> _GIVEN REQUEST_
Copy every entry word for word. Skip the pictures.

Start of ENTRIES SHOWN

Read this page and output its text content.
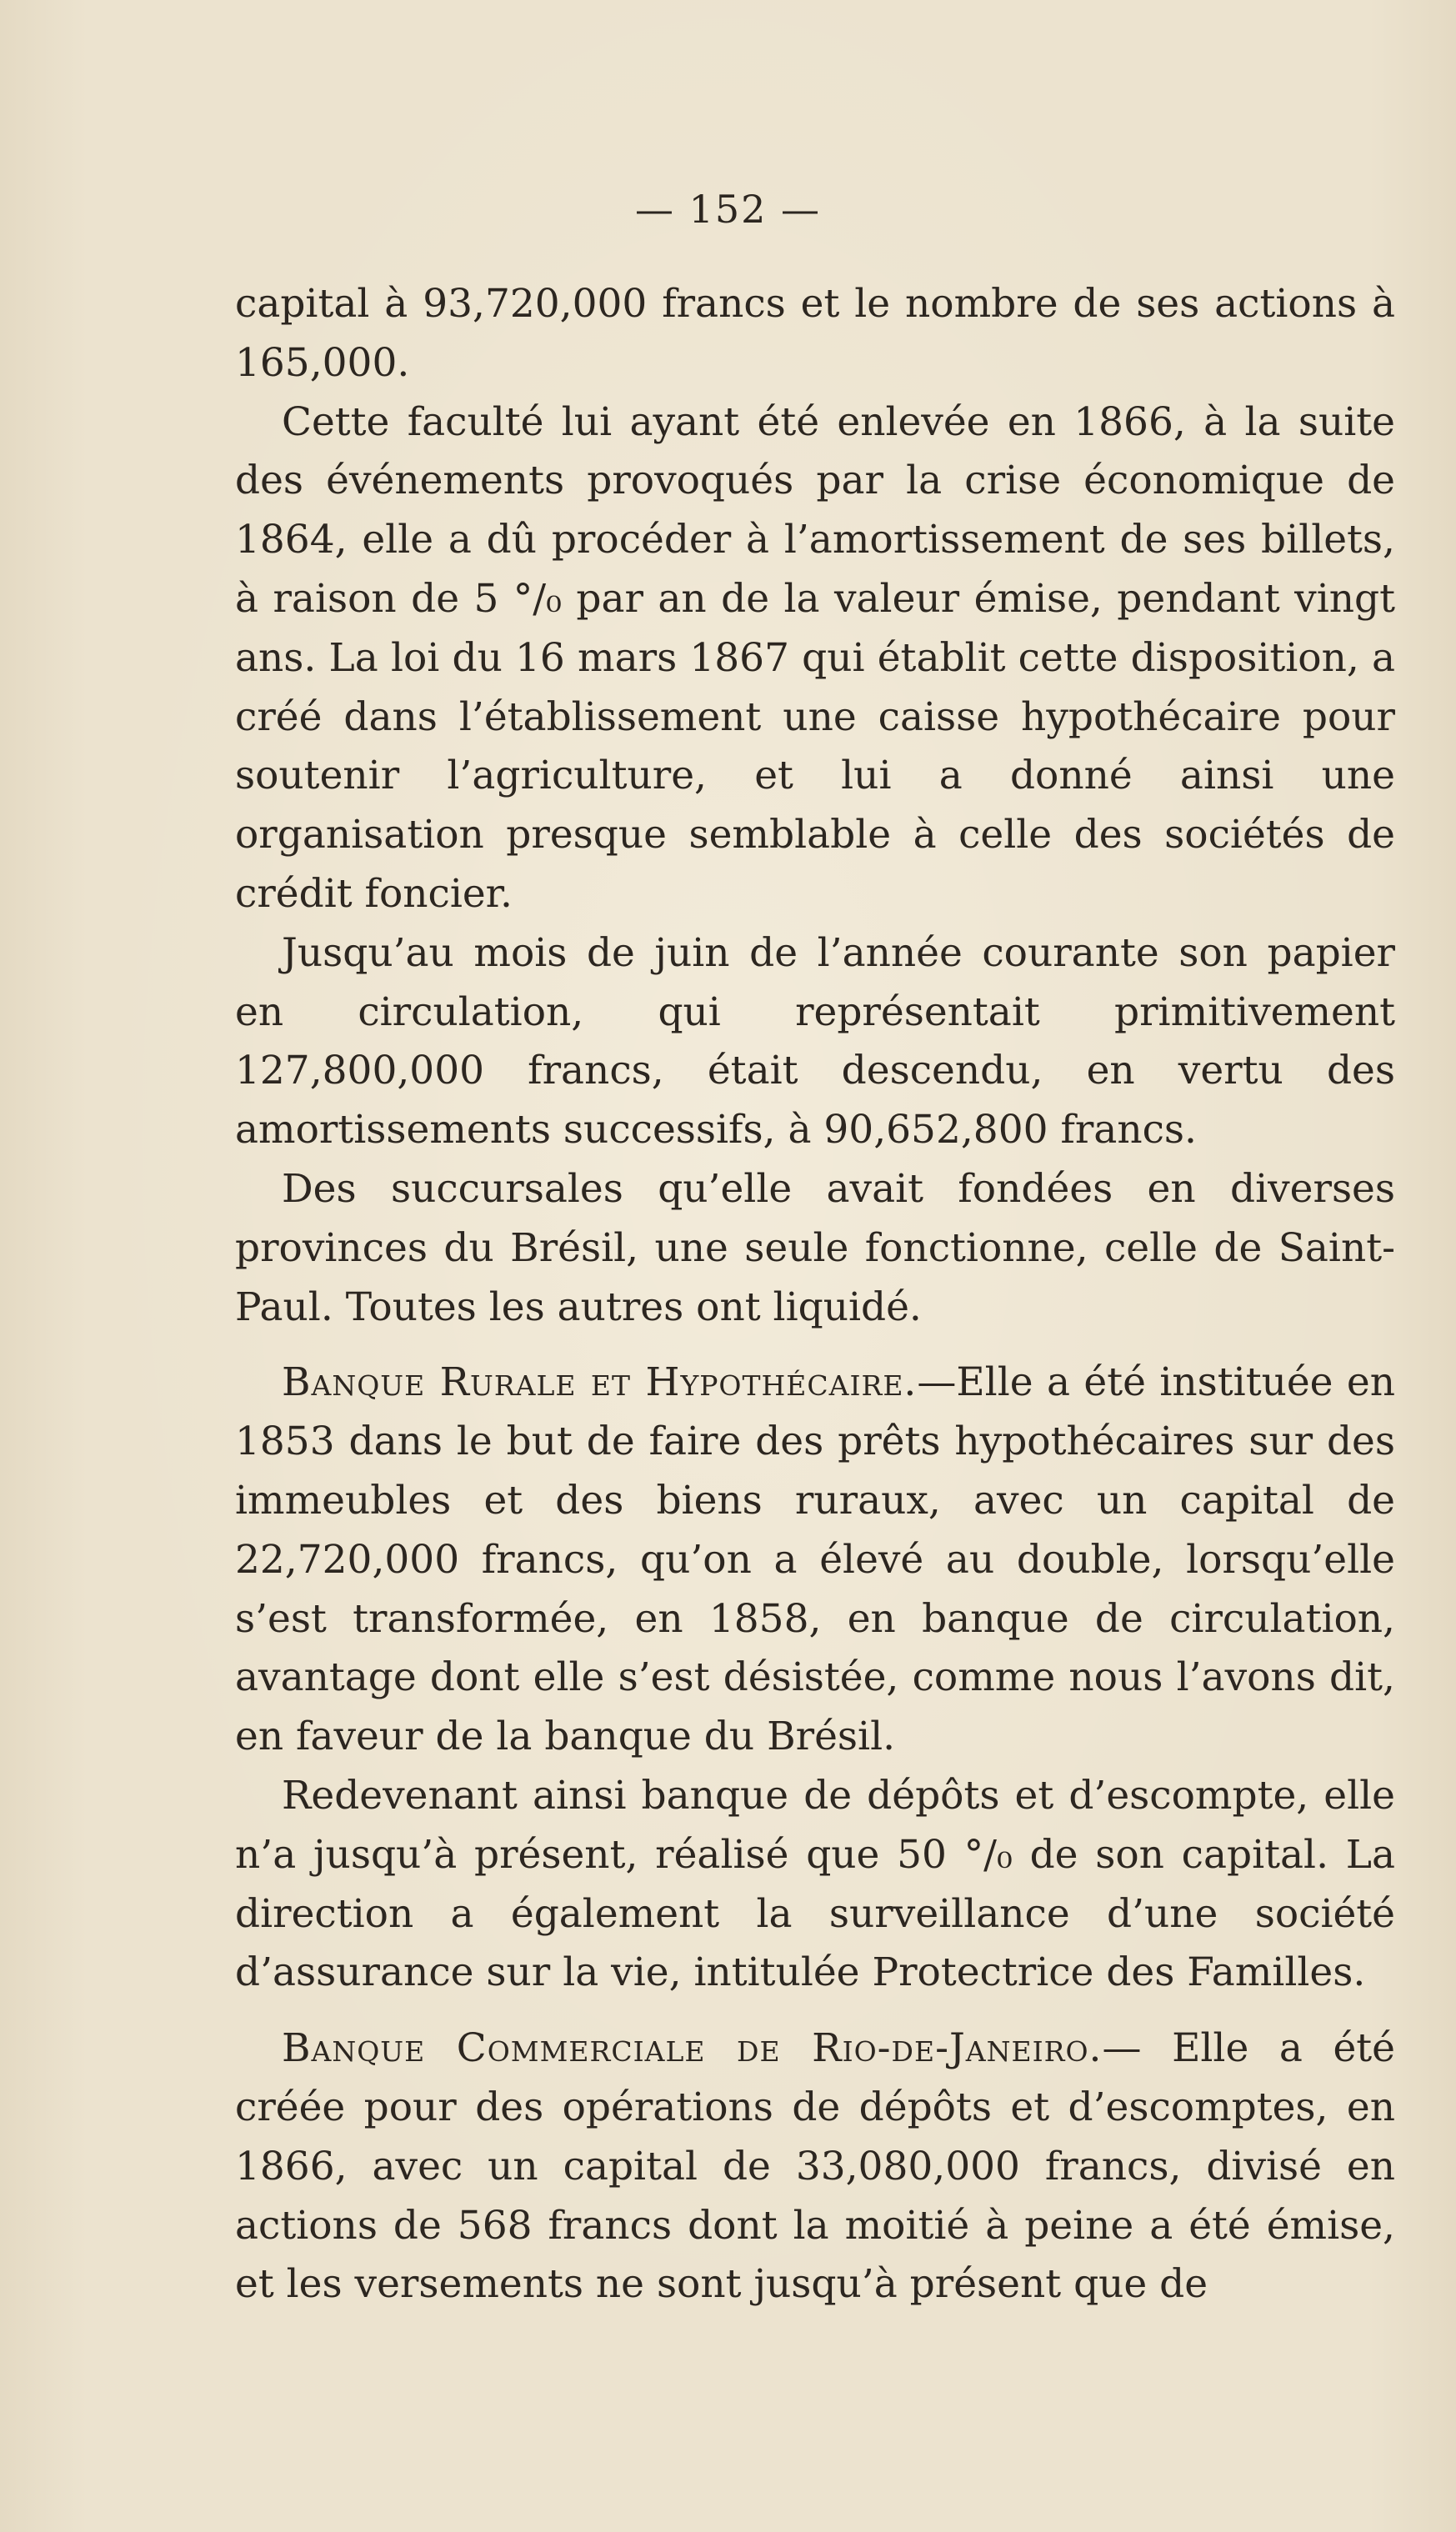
— 152 —

capital à 93,720,000 francs et le nombre de ses actions à 165,000.

Cette faculté lui ayant été enlevée en 1866, à la suite des événements provoqués par la crise économique de 1864, elle a dû procéder à l’amortissement de ses billets, à raison de 5 °/₀ par an de la valeur émise, pendant vingt ans. La loi du 16 mars 1867 qui établit cette disposition, a créé dans l’établissement une caisse hypothécaire pour soutenir l’agriculture, et lui a donné ainsi une organisation presque semblable à celle des sociétés de crédit foncier.

Jusqu’au mois de juin de l’année courante son papier en circulation, qui représentait primitivement 127,800,000 francs, était descendu, en vertu des amortissements successifs, à 90,652,800 francs.

Des succursales qu’elle avait fondées en diverses provinces du Brésil, une seule fonctionne, celle de Saint-Paul. Toutes les autres ont liquidé.

Banque Rurale et Hypothécaire.—Elle a été instituée en 1853 dans le but de faire des prêts hypothécaires sur des immeubles et des biens ruraux, avec un capital de 22,720,000 francs, qu’on a élevé au double, lorsqu’elle s’est transformée, en 1858, en banque de circulation, avantage dont elle s’est désistée, comme nous l’avons dit, en faveur de la banque du Brésil.

Redevenant ainsi banque de dépôts et d’escompte, elle n’a jusqu’à présent, réalisé que 50 °/₀ de son capital. La direction a également la surveillance d’une société d’assurance sur la vie, intitulée Protectrice des Familles.

Banque Commerciale de Rio-de-Janeiro.— Elle a été créée pour des opérations de dépôts et d’escomptes, en 1866, avec un capital de 33,080,000 francs, divisé en actions de 568 francs dont la moitié à peine a été émise, et les versements ne sont jusqu’à présent que de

End of ENTRIES SHOWN

> _FULL RESPONSE_
Read this page and output its text content.
— 152 —

capital à 93,720,000 francs et le nombre de ses actions à 165,000.

Cette faculté lui ayant été enlevée en 1866, à la suite des événements provoqués par la crise économique de 1864, elle a dû procéder à l’amortissement de ses billets, à raison de 5 °/₀ par an de la valeur émise, pendant vingt ans. La loi du 16 mars 1867 qui établit cette disposition, a créé dans l’établissement une caisse hypothécaire pour soutenir l’agriculture, et lui a donné ainsi une organisation presque semblable à celle des sociétés de crédit foncier.

Jusqu’au mois de juin de l’année courante son papier en circulation, qui représentait primitivement 127,800,000 francs, était descendu, en vertu des amortissements successifs, à 90,652,800 francs.

Des succursales qu’elle avait fondées en diverses provinces du Brésil, une seule fonctionne, celle de Saint-Paul. Toutes les autres ont liquidé.

Banque Rurale et Hypothécaire.—Elle a été instituée en 1853 dans le but de faire des prêts hypothécaires sur des immeubles et des biens ruraux, avec un capital de 22,720,000 francs, qu’on a élevé au double, lorsqu’elle s’est transformée, en 1858, en banque de circulation, avantage dont elle s’est désistée, comme nous l’avons dit, en faveur de la banque du Brésil.

Redevenant ainsi banque de dépôts et d’escompte, elle n’a jusqu’à présent, réalisé que 50 °/₀ de son capital. La direction a également la surveillance d’une société d’assurance sur la vie, intitulée Protectrice des Familles.

Banque Commerciale de Rio-de-Janeiro.— Elle a été créée pour des opérations de dépôts et d’escomptes, en 1866, avec un capital de 33,080,000 francs, divisé en actions de 568 francs dont la moitié à peine a été émise, et les versements ne sont jusqu’à présent que de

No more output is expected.